Extracted data entries:
━━━━━━━━
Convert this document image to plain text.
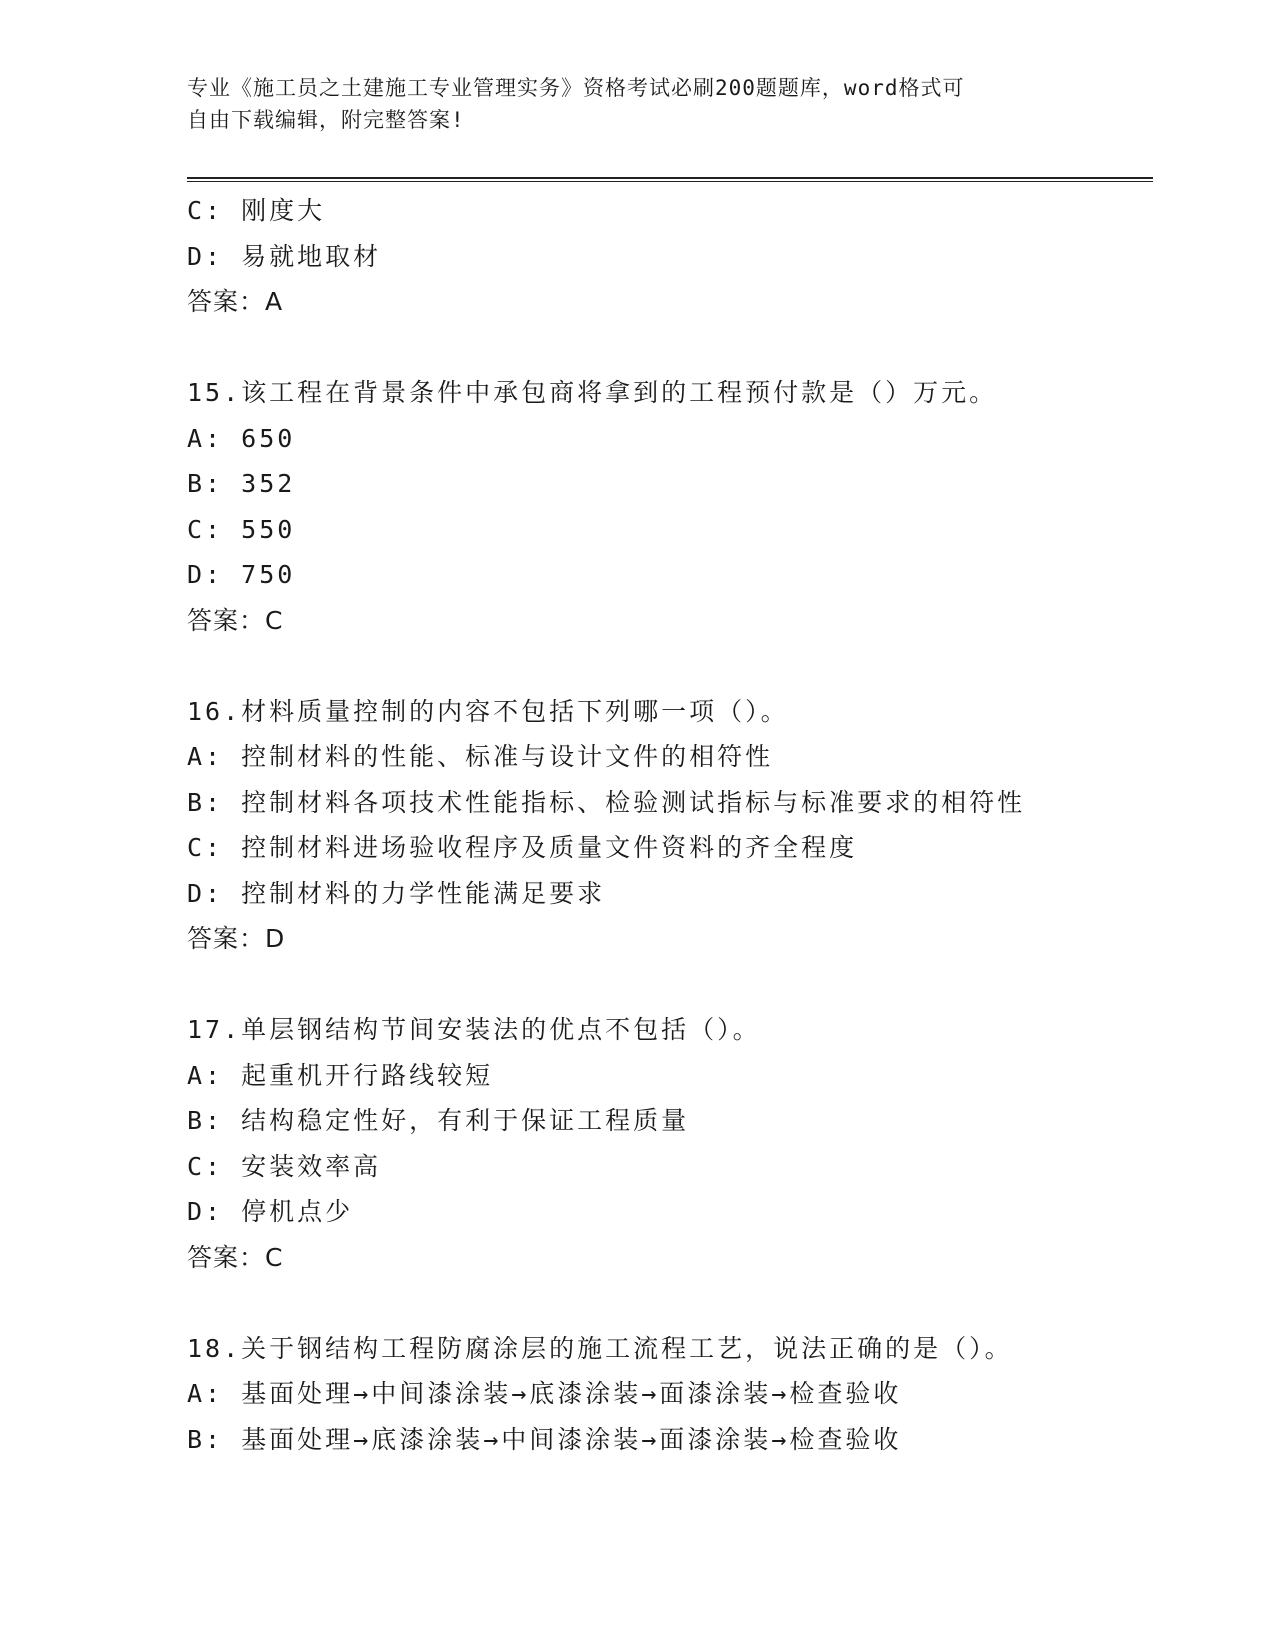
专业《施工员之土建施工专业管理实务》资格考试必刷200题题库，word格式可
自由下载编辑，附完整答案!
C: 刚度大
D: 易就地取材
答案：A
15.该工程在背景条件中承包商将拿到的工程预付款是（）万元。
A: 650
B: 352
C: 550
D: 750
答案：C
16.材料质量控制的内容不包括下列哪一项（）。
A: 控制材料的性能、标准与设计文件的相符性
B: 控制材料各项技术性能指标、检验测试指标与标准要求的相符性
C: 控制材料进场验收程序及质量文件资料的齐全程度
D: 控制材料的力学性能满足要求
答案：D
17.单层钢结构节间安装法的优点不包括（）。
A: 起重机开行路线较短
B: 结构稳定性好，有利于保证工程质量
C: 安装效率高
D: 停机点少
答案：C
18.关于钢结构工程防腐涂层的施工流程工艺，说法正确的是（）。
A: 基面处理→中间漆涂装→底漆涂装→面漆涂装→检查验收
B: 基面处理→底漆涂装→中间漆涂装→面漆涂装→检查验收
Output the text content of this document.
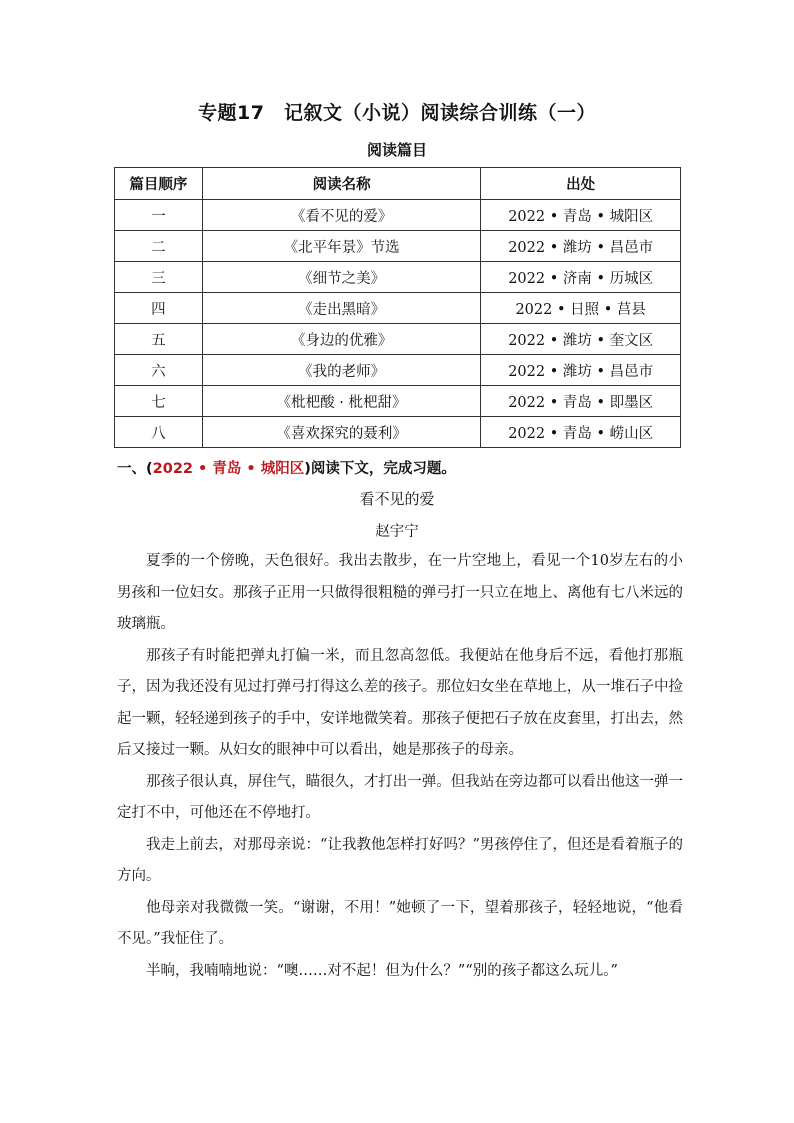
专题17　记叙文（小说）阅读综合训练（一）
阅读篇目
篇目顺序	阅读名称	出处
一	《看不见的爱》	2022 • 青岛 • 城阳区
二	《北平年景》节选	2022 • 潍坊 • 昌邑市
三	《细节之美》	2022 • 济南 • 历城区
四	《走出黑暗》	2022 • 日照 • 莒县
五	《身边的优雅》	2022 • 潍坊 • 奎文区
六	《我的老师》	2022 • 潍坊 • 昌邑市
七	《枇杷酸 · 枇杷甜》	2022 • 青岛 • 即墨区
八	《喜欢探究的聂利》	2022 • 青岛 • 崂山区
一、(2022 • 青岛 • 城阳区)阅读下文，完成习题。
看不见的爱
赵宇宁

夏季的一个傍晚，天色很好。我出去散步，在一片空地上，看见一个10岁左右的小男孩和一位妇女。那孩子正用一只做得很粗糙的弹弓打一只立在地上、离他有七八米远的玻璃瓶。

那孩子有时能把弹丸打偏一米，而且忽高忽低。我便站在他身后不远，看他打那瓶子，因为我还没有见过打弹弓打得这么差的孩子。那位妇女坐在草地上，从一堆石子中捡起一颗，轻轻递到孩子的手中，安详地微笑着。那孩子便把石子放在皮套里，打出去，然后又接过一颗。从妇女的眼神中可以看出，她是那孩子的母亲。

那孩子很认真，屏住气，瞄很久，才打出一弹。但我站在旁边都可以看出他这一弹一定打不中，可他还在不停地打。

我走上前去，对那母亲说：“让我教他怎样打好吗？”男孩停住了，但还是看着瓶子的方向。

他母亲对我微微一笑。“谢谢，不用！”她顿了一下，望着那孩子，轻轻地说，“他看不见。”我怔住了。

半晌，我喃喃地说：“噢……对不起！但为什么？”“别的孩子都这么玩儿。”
━━━━━━━━
| Exercise task |
Work out how many lines of the data hold the string "底漆涂装". Reply with that number alone.

| Solution for this task |
2